───── INFORMATION PROVIDED
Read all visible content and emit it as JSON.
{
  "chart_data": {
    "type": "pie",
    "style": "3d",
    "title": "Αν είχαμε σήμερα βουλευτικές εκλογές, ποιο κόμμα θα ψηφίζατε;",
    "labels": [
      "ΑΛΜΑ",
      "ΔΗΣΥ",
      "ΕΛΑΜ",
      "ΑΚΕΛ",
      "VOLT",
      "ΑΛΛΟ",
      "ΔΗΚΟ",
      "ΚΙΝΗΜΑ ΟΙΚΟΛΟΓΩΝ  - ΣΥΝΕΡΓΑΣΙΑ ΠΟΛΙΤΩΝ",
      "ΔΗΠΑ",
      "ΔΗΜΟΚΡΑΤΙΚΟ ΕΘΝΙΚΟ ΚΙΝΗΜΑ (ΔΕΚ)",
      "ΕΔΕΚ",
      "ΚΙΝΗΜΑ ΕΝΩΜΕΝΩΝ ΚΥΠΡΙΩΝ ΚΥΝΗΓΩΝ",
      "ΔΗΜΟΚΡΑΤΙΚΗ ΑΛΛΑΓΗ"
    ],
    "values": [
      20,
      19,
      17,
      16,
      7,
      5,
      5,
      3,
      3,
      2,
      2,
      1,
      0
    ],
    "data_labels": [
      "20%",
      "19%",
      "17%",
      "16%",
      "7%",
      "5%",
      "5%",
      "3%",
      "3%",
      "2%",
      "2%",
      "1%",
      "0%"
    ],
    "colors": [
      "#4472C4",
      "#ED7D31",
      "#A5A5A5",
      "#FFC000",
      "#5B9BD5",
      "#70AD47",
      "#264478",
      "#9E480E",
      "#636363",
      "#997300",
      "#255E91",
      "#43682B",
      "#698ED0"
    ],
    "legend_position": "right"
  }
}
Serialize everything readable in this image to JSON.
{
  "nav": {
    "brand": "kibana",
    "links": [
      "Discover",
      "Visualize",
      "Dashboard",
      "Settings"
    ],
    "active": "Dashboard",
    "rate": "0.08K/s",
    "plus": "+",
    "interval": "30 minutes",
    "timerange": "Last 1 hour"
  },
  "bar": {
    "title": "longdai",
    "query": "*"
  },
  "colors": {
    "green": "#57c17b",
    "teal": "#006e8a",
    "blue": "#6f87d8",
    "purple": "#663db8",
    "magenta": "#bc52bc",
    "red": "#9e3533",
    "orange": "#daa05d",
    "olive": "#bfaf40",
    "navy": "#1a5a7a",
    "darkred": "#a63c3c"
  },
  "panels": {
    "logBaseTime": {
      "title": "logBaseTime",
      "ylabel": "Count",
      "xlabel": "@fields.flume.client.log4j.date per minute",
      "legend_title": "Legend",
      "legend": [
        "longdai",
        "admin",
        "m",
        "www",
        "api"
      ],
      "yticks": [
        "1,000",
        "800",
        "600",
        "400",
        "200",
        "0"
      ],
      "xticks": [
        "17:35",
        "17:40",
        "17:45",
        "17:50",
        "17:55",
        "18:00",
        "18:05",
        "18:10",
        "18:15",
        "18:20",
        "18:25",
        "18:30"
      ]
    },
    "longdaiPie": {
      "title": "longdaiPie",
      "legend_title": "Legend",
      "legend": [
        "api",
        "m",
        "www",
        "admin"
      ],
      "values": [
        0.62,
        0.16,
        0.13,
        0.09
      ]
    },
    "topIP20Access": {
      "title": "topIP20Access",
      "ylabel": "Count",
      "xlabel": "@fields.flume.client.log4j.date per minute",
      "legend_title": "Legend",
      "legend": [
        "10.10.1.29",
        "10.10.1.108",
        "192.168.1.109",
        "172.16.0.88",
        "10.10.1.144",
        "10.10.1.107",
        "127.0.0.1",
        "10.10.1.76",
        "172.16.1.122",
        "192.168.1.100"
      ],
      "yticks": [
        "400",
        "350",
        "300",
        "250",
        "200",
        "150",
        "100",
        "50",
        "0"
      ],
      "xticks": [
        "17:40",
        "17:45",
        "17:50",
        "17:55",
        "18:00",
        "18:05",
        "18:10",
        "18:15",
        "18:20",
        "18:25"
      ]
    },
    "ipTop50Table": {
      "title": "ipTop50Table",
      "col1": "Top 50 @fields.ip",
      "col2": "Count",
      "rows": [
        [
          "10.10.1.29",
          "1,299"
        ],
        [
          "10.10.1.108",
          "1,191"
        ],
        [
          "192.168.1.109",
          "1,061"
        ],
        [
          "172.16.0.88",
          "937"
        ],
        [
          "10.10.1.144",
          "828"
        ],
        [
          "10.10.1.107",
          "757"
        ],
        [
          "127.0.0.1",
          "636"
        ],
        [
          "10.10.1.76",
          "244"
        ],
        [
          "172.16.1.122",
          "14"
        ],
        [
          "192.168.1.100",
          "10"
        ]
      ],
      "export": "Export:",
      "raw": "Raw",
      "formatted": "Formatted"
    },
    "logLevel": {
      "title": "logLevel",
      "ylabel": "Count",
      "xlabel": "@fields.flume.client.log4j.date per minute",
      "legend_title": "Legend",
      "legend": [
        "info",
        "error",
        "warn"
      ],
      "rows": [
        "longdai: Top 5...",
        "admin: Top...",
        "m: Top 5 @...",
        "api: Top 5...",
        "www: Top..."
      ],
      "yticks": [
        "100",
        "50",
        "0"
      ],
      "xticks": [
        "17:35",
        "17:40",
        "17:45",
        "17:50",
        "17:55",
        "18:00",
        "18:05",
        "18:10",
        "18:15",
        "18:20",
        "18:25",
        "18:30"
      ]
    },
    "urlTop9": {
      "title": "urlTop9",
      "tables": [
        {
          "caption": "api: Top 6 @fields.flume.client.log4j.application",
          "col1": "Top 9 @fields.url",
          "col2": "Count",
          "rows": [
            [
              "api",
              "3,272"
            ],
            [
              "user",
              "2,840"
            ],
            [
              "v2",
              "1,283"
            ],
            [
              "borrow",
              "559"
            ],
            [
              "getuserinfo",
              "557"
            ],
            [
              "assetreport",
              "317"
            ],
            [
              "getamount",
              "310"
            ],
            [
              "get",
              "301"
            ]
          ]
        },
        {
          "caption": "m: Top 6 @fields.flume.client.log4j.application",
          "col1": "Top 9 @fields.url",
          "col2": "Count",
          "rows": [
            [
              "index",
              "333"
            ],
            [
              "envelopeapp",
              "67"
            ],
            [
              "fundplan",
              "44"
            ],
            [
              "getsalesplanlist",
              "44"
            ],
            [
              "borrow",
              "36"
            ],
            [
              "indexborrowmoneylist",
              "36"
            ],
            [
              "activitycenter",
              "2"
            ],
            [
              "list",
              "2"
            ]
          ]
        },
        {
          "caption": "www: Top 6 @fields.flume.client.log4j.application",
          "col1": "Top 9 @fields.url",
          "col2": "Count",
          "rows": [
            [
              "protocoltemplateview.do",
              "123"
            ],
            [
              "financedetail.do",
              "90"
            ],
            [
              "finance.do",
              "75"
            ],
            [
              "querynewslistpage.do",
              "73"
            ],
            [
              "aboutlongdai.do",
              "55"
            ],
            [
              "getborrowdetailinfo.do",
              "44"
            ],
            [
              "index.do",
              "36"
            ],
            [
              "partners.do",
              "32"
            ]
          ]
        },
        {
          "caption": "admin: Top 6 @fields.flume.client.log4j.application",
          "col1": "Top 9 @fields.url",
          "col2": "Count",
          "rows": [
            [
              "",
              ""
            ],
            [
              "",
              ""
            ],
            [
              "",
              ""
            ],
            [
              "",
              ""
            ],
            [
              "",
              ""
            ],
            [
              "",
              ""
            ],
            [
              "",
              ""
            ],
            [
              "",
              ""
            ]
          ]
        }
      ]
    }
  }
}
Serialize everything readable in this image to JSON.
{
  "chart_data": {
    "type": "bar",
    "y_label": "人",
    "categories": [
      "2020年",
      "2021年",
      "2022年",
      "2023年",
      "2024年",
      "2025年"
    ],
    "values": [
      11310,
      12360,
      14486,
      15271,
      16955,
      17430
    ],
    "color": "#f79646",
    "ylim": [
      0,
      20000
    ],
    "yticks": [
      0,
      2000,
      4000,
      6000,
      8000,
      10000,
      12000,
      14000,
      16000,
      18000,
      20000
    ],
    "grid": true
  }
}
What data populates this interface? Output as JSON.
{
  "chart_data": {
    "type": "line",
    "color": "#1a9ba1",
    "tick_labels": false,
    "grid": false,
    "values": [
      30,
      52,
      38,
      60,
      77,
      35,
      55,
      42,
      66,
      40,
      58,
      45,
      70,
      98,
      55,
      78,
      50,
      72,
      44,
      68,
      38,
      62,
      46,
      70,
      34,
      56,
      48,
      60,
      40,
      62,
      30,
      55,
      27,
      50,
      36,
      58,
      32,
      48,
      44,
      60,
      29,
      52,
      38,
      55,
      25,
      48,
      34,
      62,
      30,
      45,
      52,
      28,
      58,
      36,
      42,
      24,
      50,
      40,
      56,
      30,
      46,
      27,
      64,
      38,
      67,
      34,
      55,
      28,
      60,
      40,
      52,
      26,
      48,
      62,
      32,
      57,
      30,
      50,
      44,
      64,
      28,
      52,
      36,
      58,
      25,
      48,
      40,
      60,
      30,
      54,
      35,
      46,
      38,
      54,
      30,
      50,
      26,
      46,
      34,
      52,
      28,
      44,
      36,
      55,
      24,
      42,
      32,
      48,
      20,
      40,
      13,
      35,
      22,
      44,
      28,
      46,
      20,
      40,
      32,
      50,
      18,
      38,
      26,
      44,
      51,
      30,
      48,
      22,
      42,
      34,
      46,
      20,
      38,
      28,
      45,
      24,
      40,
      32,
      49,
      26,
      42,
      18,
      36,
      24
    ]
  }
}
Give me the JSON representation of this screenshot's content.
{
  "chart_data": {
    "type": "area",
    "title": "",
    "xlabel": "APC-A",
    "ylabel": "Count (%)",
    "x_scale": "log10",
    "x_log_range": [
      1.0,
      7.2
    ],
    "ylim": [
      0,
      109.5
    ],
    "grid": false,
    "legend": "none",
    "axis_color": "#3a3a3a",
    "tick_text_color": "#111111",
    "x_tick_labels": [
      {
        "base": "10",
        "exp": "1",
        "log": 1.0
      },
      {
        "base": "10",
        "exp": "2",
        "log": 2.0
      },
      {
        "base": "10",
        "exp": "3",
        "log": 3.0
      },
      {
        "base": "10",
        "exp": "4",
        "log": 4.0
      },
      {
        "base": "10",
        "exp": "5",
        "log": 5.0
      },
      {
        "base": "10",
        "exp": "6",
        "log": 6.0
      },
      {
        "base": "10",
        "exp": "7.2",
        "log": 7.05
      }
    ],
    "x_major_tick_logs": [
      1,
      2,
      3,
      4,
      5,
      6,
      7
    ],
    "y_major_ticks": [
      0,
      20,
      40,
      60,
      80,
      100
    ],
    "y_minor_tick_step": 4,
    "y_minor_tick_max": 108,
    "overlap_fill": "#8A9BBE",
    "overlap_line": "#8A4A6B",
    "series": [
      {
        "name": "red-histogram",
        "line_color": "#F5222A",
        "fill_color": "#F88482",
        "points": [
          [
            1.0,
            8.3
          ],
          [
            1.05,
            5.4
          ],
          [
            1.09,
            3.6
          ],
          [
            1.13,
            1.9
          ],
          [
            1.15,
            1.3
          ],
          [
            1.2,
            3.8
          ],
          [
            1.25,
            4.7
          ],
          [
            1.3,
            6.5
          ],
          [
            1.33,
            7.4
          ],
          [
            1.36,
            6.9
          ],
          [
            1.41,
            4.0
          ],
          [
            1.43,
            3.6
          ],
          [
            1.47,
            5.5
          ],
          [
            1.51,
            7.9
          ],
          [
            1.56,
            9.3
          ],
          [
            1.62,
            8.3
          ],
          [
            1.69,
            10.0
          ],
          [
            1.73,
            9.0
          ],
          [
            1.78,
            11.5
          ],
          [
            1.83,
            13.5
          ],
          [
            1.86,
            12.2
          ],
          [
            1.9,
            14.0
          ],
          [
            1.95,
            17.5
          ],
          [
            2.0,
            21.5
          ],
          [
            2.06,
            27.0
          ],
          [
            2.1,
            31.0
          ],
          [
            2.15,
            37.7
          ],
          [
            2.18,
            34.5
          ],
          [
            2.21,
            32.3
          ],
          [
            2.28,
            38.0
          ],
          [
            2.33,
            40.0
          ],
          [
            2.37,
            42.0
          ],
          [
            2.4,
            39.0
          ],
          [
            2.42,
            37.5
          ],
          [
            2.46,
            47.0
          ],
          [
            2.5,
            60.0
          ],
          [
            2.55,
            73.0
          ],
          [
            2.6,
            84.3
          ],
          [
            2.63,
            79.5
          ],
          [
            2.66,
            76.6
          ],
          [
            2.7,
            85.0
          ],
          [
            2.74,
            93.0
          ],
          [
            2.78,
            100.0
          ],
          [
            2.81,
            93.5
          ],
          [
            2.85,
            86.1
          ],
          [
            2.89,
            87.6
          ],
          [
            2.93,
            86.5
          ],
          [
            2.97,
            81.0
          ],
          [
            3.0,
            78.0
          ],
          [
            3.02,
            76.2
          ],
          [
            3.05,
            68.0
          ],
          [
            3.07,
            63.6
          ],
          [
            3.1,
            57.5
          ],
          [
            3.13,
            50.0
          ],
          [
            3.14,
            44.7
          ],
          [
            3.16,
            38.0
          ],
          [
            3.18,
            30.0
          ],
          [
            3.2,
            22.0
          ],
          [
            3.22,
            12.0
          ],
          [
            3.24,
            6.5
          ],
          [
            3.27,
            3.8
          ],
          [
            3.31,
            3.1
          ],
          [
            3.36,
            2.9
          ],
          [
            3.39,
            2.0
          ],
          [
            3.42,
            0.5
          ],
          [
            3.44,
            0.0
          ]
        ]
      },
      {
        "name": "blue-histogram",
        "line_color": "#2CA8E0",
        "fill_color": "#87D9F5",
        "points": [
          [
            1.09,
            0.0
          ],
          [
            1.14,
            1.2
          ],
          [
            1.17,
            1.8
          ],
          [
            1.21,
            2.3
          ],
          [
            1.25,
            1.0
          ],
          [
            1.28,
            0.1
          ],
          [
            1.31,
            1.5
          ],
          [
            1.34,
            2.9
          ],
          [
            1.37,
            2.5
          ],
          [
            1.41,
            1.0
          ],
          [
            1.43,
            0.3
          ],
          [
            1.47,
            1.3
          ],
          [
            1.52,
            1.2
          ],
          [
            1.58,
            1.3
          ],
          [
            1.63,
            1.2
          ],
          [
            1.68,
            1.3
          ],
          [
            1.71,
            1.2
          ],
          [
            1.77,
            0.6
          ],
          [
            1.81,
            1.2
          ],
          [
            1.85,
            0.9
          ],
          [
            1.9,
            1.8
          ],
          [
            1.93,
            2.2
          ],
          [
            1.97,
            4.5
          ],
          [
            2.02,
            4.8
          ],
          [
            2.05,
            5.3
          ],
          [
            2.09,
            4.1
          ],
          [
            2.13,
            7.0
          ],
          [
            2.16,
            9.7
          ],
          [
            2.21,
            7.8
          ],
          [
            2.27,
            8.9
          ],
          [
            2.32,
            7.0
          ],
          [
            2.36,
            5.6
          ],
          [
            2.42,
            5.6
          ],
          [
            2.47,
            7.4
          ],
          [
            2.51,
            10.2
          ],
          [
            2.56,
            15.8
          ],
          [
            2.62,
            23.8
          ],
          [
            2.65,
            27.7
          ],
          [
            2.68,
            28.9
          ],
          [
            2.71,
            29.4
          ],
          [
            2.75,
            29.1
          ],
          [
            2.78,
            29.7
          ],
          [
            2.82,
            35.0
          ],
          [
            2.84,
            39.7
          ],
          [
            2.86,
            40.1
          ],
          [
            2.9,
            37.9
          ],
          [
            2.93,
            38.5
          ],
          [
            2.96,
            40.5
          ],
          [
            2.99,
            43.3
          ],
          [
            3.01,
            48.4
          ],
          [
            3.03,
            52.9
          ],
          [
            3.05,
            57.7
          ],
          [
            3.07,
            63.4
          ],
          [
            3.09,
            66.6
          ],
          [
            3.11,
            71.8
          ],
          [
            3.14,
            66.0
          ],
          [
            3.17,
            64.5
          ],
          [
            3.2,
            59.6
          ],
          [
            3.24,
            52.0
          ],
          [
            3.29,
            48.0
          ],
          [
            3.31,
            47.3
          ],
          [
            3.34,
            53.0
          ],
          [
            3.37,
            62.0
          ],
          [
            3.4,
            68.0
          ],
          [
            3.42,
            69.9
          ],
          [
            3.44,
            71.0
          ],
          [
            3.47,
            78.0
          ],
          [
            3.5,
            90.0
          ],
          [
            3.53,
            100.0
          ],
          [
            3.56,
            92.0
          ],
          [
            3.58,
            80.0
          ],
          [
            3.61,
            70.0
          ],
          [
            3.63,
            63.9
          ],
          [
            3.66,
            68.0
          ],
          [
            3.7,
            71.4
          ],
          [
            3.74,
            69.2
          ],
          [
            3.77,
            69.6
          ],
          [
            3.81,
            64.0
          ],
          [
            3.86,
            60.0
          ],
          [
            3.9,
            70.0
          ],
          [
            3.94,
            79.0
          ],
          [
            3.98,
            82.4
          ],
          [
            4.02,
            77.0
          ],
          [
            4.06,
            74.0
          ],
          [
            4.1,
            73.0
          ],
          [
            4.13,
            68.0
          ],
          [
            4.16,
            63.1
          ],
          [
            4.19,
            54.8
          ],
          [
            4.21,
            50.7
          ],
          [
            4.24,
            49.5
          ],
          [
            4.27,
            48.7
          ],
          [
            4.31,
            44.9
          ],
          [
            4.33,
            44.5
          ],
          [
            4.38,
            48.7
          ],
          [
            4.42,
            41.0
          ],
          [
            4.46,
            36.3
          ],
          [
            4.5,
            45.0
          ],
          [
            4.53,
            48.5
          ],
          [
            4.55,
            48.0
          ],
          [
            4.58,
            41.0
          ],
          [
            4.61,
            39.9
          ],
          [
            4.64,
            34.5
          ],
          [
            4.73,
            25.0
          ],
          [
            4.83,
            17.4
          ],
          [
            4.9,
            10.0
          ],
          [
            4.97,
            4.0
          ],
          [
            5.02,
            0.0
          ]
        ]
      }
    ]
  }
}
──────────
In the data above, count the lines where the word "type" appears; reply with the number only.

4